**AIM**
In the listing below, how many lines contain the word "true"? Please respond with the number only.

**GIVEN RECORDS**
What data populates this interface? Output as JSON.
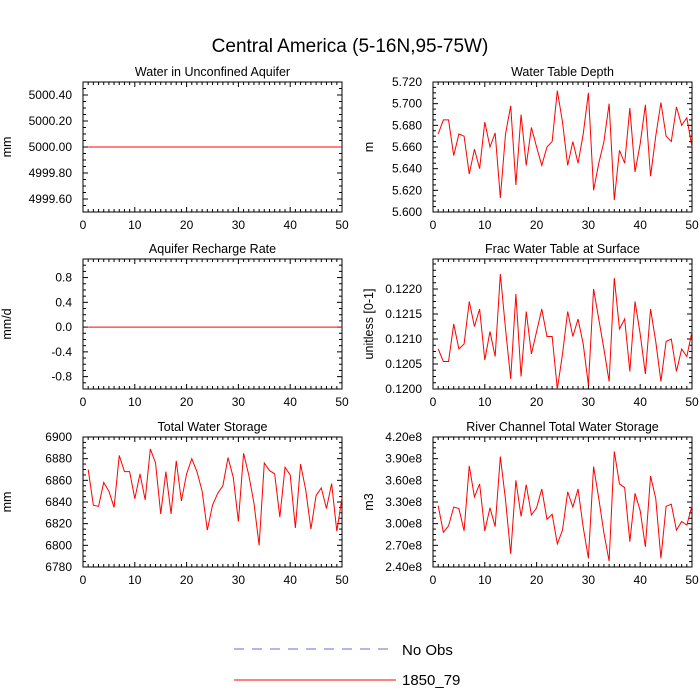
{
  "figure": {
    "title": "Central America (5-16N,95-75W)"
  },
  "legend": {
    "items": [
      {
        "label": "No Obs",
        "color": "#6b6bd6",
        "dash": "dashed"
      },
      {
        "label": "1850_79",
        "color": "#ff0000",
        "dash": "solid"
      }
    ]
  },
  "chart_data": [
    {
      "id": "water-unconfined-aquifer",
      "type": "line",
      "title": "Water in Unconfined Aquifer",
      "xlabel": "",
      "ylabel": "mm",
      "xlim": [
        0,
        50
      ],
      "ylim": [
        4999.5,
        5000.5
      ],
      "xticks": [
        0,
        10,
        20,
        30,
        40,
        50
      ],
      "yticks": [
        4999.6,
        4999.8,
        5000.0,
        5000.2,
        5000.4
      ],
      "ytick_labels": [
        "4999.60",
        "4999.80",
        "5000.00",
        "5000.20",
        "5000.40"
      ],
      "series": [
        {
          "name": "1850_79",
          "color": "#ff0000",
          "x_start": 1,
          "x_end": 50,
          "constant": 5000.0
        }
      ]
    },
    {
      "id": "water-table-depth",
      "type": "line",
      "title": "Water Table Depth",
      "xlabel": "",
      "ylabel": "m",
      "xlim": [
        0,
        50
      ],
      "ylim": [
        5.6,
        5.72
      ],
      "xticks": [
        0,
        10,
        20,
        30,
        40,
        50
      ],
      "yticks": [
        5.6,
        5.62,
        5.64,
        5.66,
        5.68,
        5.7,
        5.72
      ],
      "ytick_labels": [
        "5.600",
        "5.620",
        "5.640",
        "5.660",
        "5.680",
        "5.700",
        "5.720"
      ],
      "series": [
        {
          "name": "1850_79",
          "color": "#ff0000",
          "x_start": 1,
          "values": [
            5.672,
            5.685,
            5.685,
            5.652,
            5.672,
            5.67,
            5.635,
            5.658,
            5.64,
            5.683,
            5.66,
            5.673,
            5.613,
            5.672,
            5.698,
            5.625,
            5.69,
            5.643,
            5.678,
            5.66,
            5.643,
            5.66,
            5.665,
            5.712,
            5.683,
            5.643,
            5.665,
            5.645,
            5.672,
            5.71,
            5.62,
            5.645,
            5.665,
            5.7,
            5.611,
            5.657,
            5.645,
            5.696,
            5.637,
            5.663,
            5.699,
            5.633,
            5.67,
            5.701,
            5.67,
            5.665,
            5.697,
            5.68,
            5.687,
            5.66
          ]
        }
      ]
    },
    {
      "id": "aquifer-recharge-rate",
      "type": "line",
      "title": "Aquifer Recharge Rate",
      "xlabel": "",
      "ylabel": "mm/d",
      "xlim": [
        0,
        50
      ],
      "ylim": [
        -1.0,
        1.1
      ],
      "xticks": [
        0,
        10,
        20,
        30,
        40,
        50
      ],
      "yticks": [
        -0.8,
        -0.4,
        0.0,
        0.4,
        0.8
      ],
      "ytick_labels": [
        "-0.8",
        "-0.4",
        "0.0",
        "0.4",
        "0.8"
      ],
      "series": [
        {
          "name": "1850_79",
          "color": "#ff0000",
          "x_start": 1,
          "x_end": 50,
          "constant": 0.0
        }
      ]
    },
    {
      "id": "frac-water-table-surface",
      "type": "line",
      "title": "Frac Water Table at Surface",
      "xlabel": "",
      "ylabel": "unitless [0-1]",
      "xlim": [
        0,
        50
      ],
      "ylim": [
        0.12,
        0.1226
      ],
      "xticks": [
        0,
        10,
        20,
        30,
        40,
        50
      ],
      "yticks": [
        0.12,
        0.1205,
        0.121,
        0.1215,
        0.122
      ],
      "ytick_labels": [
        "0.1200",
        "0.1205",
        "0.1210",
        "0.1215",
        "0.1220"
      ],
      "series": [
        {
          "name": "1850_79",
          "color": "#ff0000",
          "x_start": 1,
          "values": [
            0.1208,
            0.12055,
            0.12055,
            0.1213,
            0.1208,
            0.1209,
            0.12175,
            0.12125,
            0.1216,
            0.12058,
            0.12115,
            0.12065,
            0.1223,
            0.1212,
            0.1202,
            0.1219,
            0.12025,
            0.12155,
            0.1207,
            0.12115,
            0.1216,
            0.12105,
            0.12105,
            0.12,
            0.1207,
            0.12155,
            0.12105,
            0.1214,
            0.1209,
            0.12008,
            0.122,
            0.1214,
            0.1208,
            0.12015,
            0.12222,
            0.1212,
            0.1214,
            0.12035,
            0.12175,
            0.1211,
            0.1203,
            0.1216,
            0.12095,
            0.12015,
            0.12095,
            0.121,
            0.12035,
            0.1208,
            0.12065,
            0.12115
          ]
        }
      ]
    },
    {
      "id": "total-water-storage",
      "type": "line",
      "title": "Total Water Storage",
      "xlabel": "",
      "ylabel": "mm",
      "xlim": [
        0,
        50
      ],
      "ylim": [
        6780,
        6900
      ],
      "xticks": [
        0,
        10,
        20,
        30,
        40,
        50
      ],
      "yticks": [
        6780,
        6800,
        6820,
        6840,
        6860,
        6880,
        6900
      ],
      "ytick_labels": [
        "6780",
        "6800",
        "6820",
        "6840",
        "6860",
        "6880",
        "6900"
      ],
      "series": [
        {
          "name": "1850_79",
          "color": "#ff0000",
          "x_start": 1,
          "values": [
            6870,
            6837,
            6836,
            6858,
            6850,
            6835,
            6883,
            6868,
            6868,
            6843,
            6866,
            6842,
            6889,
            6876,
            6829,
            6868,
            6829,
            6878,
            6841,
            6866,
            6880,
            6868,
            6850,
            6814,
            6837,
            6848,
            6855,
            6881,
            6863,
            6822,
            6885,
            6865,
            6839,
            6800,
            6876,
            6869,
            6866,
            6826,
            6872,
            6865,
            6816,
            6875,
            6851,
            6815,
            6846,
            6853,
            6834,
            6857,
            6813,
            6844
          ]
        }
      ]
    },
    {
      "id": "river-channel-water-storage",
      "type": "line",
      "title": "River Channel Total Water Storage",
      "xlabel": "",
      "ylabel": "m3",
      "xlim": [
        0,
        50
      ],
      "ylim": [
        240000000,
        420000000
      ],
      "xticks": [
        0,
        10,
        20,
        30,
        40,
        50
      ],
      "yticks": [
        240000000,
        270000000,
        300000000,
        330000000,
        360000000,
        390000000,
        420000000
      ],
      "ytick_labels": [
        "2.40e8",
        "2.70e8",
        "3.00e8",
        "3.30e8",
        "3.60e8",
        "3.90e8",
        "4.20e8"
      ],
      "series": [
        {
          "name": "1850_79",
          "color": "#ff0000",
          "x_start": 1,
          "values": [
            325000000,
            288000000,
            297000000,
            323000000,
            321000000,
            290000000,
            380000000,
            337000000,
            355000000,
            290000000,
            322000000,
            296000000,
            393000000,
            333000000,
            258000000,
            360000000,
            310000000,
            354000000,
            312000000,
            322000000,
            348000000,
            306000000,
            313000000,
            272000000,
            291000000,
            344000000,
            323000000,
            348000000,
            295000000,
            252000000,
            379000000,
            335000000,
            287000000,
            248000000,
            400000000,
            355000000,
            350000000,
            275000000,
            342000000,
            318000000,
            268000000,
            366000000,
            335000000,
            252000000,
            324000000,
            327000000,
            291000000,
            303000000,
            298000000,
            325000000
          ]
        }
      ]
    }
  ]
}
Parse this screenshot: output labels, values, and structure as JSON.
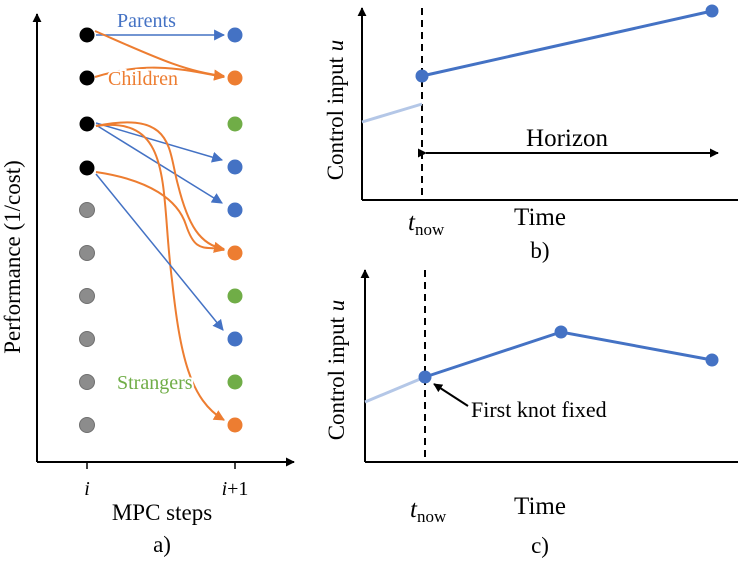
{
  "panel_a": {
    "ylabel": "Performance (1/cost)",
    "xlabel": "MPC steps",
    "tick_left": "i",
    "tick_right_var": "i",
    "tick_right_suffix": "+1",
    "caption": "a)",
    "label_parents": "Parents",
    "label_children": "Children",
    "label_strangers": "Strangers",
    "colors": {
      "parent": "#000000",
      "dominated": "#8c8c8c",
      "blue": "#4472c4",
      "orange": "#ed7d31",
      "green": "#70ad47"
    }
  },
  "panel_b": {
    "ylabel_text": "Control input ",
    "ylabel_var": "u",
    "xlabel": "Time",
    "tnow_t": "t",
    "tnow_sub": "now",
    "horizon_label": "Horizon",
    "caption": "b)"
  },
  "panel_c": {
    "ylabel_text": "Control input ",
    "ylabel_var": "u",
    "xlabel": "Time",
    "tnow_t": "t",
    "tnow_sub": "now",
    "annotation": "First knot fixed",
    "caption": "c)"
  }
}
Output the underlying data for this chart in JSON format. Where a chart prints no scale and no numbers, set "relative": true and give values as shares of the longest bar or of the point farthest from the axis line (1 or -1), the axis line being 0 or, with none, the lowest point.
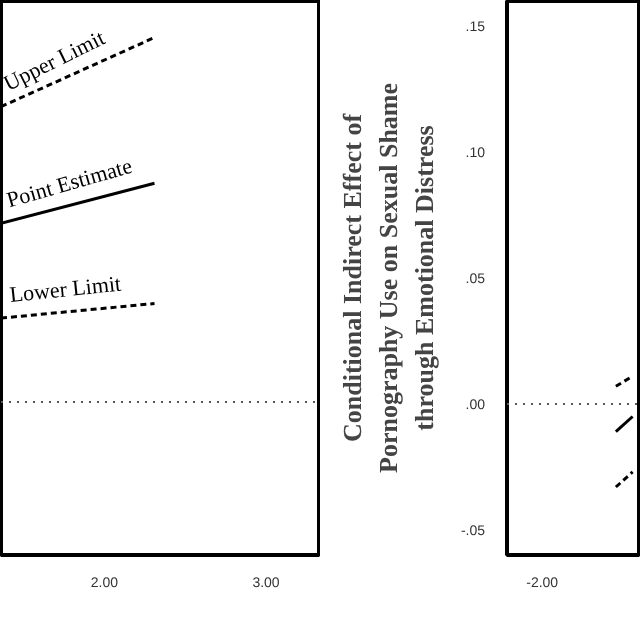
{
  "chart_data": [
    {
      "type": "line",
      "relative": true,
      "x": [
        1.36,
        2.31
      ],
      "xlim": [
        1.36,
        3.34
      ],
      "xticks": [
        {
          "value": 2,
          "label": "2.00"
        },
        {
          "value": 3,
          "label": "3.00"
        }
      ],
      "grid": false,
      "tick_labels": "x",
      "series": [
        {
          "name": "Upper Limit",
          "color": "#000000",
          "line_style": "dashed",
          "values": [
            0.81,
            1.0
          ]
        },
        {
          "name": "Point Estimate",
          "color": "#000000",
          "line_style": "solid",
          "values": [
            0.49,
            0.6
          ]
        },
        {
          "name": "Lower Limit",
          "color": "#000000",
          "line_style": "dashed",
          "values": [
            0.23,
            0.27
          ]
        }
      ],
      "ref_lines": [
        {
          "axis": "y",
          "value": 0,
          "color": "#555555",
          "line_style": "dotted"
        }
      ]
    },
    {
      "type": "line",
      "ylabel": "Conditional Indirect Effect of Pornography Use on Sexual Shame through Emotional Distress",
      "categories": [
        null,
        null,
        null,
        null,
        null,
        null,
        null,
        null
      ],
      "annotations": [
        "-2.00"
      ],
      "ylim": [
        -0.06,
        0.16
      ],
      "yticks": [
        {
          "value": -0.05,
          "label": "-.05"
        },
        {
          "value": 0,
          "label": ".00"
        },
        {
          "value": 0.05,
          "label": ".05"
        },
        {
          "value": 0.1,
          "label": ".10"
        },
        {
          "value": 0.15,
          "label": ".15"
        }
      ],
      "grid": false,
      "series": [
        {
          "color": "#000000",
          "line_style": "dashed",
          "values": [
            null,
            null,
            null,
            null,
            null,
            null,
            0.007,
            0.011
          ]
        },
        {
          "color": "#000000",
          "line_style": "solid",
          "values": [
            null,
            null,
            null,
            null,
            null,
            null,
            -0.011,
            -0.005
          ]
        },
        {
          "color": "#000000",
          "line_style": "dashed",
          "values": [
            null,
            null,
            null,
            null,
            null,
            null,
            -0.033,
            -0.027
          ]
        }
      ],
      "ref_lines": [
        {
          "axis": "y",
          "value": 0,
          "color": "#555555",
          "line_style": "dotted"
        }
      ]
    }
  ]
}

**COMPLETE OUTPUT**
2